▶ _Directions for this task_
Pick out the lines below that contain the string "haben" and copy them all.

Data for the task Block Start

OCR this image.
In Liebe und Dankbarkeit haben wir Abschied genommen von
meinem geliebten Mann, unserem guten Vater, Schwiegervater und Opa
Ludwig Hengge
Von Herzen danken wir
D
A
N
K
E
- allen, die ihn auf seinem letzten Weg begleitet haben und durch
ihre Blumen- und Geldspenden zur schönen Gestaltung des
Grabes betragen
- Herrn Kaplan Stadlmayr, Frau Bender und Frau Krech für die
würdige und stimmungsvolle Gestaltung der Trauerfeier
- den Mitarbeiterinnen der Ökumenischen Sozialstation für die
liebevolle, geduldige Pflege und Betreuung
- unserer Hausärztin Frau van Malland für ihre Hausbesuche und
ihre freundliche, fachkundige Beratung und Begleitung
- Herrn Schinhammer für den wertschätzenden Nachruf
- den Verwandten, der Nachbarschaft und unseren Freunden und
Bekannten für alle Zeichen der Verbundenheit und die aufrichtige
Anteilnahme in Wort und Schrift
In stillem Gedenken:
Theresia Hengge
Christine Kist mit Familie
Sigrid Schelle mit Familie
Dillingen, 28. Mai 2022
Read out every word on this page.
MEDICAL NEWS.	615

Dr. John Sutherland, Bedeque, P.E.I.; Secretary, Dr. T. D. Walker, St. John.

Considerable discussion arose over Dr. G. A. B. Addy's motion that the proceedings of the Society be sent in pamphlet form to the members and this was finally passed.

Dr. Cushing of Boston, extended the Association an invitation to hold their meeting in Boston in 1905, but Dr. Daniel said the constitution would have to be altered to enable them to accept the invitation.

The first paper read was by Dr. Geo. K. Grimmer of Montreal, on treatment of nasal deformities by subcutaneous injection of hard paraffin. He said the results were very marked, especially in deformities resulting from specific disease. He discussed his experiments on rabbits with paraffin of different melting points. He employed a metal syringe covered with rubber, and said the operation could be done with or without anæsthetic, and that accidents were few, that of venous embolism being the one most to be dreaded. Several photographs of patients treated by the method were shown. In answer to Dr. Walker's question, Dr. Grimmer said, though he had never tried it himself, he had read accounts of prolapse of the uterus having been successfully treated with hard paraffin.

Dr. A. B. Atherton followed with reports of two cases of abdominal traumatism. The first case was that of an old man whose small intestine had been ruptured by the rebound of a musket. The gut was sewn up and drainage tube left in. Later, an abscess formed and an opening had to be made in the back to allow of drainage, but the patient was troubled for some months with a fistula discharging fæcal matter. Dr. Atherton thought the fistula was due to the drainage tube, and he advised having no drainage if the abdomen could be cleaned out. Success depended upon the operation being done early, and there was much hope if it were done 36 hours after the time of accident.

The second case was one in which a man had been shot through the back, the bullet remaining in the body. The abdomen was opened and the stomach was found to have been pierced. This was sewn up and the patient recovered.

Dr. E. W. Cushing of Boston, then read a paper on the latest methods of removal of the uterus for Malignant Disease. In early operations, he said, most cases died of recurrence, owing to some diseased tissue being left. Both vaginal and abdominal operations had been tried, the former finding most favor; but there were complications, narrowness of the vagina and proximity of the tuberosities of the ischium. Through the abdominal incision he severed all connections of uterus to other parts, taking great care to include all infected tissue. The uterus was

Data for the task Block End

▶ _Answer section_
In Liebe und Dankbarkeit haben wir Abschied genommen von
- allen, die ihn auf seinem letzten Weg begleitet haben und durch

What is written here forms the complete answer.